◆ EXERCISE INSTRUCTIONS: Below is a listing; copy all of it exactly.

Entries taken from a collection
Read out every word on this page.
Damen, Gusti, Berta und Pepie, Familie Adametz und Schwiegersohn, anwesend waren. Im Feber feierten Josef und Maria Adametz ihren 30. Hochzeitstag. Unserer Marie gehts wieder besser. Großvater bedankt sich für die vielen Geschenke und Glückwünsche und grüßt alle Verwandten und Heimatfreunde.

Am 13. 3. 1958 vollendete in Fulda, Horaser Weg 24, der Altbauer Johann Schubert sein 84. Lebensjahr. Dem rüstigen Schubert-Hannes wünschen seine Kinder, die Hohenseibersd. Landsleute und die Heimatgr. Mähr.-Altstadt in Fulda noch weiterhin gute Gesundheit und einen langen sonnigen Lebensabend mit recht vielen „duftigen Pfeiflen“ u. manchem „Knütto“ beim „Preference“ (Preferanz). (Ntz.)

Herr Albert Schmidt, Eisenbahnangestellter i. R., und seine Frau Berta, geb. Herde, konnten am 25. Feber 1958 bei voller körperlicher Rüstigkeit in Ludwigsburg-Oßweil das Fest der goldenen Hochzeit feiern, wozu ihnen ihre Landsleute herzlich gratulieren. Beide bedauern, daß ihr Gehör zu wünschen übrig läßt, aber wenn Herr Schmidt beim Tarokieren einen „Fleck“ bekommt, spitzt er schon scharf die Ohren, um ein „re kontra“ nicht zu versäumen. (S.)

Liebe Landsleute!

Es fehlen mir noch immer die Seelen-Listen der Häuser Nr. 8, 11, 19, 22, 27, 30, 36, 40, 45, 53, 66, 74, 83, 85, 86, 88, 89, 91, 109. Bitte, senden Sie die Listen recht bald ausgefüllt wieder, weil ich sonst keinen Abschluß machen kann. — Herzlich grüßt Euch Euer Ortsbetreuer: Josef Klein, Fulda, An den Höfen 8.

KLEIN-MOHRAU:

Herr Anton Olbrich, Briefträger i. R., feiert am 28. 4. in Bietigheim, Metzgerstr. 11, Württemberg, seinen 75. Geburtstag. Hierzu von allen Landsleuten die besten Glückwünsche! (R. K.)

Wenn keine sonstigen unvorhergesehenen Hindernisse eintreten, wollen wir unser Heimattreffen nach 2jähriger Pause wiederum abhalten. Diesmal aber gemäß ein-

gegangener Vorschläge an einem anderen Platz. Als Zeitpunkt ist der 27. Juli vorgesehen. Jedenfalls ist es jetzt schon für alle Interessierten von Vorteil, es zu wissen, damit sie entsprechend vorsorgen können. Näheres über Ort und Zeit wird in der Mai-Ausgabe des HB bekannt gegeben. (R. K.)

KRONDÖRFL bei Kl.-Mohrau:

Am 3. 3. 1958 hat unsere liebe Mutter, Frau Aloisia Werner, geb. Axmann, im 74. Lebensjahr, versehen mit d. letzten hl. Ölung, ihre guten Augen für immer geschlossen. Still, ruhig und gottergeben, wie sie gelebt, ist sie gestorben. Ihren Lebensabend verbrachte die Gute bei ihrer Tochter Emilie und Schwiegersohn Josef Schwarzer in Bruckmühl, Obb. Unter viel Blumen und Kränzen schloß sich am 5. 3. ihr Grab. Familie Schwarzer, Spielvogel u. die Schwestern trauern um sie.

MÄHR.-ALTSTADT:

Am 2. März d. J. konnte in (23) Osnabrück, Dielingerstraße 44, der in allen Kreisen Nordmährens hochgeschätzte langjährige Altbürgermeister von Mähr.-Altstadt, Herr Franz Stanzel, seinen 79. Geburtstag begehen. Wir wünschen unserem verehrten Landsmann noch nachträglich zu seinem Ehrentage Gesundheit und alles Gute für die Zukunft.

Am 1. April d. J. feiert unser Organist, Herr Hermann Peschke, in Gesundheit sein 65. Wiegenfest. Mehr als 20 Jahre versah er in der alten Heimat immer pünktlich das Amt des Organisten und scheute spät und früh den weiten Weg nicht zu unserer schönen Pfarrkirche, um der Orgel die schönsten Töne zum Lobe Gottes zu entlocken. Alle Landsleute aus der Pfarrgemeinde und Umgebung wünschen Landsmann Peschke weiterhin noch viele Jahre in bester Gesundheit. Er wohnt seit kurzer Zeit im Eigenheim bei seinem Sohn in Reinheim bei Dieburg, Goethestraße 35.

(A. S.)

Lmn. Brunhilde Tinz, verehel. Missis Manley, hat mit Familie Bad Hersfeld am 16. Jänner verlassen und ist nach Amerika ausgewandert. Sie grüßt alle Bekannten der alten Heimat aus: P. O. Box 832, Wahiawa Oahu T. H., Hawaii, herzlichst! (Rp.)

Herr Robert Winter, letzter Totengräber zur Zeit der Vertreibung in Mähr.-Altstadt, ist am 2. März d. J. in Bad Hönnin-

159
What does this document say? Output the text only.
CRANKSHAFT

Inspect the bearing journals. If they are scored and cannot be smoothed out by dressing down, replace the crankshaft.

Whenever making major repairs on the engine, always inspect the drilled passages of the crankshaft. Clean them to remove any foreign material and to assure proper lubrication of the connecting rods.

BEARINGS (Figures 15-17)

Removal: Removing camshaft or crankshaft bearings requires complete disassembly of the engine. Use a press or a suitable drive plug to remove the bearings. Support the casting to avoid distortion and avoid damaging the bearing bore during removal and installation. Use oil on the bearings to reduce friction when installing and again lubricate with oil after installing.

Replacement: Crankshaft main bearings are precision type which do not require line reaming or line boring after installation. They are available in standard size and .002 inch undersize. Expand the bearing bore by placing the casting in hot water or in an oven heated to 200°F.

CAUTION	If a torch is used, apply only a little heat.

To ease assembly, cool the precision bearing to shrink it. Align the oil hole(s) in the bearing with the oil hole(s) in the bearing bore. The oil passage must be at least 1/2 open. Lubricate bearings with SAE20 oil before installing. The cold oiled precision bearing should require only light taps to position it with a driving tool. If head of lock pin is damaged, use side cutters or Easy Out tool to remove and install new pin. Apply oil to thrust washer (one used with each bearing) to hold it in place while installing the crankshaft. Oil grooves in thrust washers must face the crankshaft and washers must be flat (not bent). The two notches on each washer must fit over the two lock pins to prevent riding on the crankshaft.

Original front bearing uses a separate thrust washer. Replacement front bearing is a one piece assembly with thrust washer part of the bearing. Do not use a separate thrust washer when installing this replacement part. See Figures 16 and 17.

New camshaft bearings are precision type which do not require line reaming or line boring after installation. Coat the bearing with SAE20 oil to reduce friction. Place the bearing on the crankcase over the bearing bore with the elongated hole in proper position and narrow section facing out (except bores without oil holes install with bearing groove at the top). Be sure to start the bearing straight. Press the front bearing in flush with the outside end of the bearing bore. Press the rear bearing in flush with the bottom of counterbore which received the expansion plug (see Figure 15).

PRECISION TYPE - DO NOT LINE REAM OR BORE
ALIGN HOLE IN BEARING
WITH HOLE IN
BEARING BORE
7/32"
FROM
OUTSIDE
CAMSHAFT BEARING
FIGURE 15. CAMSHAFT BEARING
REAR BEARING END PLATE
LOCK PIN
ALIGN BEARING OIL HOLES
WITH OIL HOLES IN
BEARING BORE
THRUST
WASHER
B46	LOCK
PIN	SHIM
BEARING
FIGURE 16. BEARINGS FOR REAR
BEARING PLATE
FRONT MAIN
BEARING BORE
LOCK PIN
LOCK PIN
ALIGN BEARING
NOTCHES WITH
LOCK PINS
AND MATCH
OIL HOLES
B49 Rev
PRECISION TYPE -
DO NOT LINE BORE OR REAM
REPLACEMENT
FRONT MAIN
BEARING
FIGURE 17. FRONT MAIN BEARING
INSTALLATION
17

◆ TASK ANSWER:
Read out every word on this page.
Damen, Gusti, Berta und Pepie, Familie Adametz und Schwiegersohn, anwesend waren. Im Feber feierten Josef und Maria Adametz ihren 30. Hochzeitstag. Unserer Marie gehts wieder besser. Großvater bedankt sich für die vielen Geschenke und Glückwünsche und grüßt alle Verwandten und Heimatfreunde.

Am 13. 3. 1958 vollendete in Fulda, Horaser Weg 24, der Altbauer Johann Schubert sein 84. Lebensjahr. Dem rüstigen Schubert-Hannes wünschen seine Kinder, die Hohenseibersd. Landsleute und die Heimatgr. Mähr.-Altstadt in Fulda noch weiterhin gute Gesundheit und einen langen sonnigen Lebensabend mit recht vielen „duftigen Pfeiflen“ u. manchem „Knütto“ beim „Preference“ (Preferanz). (Ntz.)

Herr Albert Schmidt, Eisenbahnangestellter i. R., und seine Frau Berta, geb. Herde, konnten am 25. Feber 1958 bei voller körperlicher Rüstigkeit in Ludwigsburg-Oßweil das Fest der goldenen Hochzeit feiern, wozu ihnen ihre Landsleute herzlich gratulieren. Beide bedauern, daß ihr Gehör zu wünschen übrig läßt, aber wenn Herr Schmidt beim Tarokieren einen „Fleck“ bekommt, spitzt er schon scharf die Ohren, um ein „re kontra“ nicht zu versäumen. (S.)

Liebe Landsleute!

Es fehlen mir noch immer die Seelen-Listen der Häuser Nr. 8, 11, 19, 22, 27, 30, 36, 40, 45, 53, 66, 74, 83, 85, 86, 88, 89, 91, 109. Bitte, senden Sie die Listen recht bald ausgefüllt wieder, weil ich sonst keinen Abschluß machen kann. — Herzlich grüßt Euch Euer Ortsbetreuer: Josef Klein, Fulda, An den Höfen 8.

KLEIN-MOHRAU:

Herr Anton Olbrich, Briefträger i. R., feiert am 28. 4. in Bietigheim, Metzgerstr. 11, Württemberg, seinen 75. Geburtstag. Hierzu von allen Landsleuten die besten Glückwünsche! (R. K.)

Wenn keine sonstigen unvorhergesehenen Hindernisse eintreten, wollen wir unser Heimattreffen nach 2jähriger Pause wiederum abhalten. Diesmal aber gemäß ein-

gegangener Vorschläge an einem anderen Platz. Als Zeitpunkt ist der 27. Juli vorgesehen. Jedenfalls ist es jetzt schon für alle Interessierten von Vorteil, es zu wissen, damit sie entsprechend vorsorgen können. Näheres über Ort und Zeit wird in der Mai-Ausgabe des HB bekannt gegeben. (R. K.)

KRONDÖRFL bei Kl.-Mohrau:

Am 3. 3. 1958 hat unsere liebe Mutter, Frau Aloisia Werner, geb. Axmann, im 74. Lebensjahr, versehen mit d. letzten hl. Ölung, ihre guten Augen für immer geschlossen. Still, ruhig und gottergeben, wie sie gelebt, ist sie gestorben. Ihren Lebensabend verbrachte die Gute bei ihrer Tochter Emilie und Schwiegersohn Josef Schwarzer in Bruckmühl, Obb. Unter viel Blumen und Kränzen schloß sich am 5. 3. ihr Grab. Familie Schwarzer, Spielvogel u. die Schwestern trauern um sie.

MÄHR.-ALTSTADT:

Am 2. März d. J. konnte in (23) Osnabrück, Dielingerstraße 44, der in allen Kreisen Nordmährens hochgeschätzte langjährige Altbürgermeister von Mähr.-Altstadt, Herr Franz Stanzel, seinen 79. Geburtstag begehen. Wir wünschen unserem verehrten Landsmann noch nachträglich zu seinem Ehrentage Gesundheit und alles Gute für die Zukunft.

Am 1. April d. J. feiert unser Organist, Herr Hermann Peschke, in Gesundheit sein 65. Wiegenfest. Mehr als 20 Jahre versah er in der alten Heimat immer pünktlich das Amt des Organisten und scheute spät und früh den weiten Weg nicht zu unserer schönen Pfarrkirche, um der Orgel die schönsten Töne zum Lobe Gottes zu entlocken. Alle Landsleute aus der Pfarrgemeinde und Umgebung wünschen Landsmann Peschke weiterhin noch viele Jahre in bester Gesundheit. Er wohnt seit kurzer Zeit im Eigenheim bei seinem Sohn in Reinheim bei Dieburg, Goethestraße 35.

(A. S.)

Lmn. Brunhilde Tinz, verehel. Missis Manley, hat mit Familie Bad Hersfeld am 16. Jänner verlassen und ist nach Amerika ausgewandert. Sie grüßt alle Bekannten der alten Heimat aus: P. O. Box 832, Wahiawa Oahu T. H., Hawaii, herzlichst! (Rp.)

Herr Robert Winter, letzter Totengräber zur Zeit der Vertreibung in Mähr.-Altstadt, ist am 2. März d. J. in Bad Hönnin-

159
What does this document say? Output the text only.
CRANKSHAFT

Inspect the bearing journals. If they are scored and cannot be smoothed out by dressing down, replace the crankshaft.

Whenever making major repairs on the engine, always inspect the drilled passages of the crankshaft. Clean them to remove any foreign material and to assure proper lubrication of the connecting rods.

BEARINGS (Figures 15-17)

Removal: Removing camshaft or crankshaft bearings requires complete disassembly of the engine. Use a press or a suitable drive plug to remove the bearings. Support the casting to avoid distortion and avoid damaging the bearing bore during removal and installation. Use oil on the bearings to reduce friction when installing and again lubricate with oil after installing.

Replacement: Crankshaft main bearings are precision type which do not require line reaming or line boring after installation. They are available in standard size and .002 inch undersize. Expand the bearing bore by placing the casting in hot water or in an oven heated to 200°F.

CAUTION	If a torch is used, apply only a little heat.

To ease assembly, cool the precision bearing to shrink it. Align the oil hole(s) in the bearing with the oil hole(s) in the bearing bore. The oil passage must be at least 1/2 open. Lubricate bearings with SAE20 oil before installing. The cold oiled precision bearing should require only light taps to position it with a driving tool. If head of lock pin is damaged, use side cutters or Easy Out tool to remove and install new pin. Apply oil to thrust washer (one used with each bearing) to hold it in place while installing the crankshaft. Oil grooves in thrust washers must face the crankshaft and washers must be flat (not bent). The two notches on each washer must fit over the two lock pins to prevent riding on the crankshaft.

Original front bearing uses a separate thrust washer. Replacement front bearing is a one piece assembly with thrust washer part of the bearing. Do not use a separate thrust washer when installing this replacement part. See Figures 16 and 17.

New camshaft bearings are precision type which do not require line reaming or line boring after installation. Coat the bearing with SAE20 oil to reduce friction. Place the bearing on the crankcase over the bearing bore with the elongated hole in proper position and narrow section facing out (except bores without oil holes install with bearing groove at the top). Be sure to start the bearing straight. Press the front bearing in flush with the outside end of the bearing bore. Press the rear bearing in flush with the bottom of counterbore which received the expansion plug (see Figure 15).

PRECISION TYPE - DO NOT LINE REAM OR BORE
ALIGN HOLE IN BEARING
WITH HOLE IN
BEARING BORE
7/32"
FROM
OUTSIDE
CAMSHAFT BEARING
FIGURE 15. CAMSHAFT BEARING
REAR BEARING END PLATE
LOCK PIN
ALIGN BEARING OIL HOLES
WITH OIL HOLES IN
BEARING BORE
THRUST
WASHER
B46	LOCK
PIN	SHIM
BEARING
FIGURE 16. BEARINGS FOR REAR
BEARING PLATE
FRONT MAIN
BEARING BORE
LOCK PIN
LOCK PIN
ALIGN BEARING
NOTCHES WITH
LOCK PINS
AND MATCH
OIL HOLES
B49 Rev
PRECISION TYPE -
DO NOT LINE BORE OR REAM
REPLACEMENT
FRONT MAIN
BEARING
FIGURE 17. FRONT MAIN BEARING
INSTALLATION
17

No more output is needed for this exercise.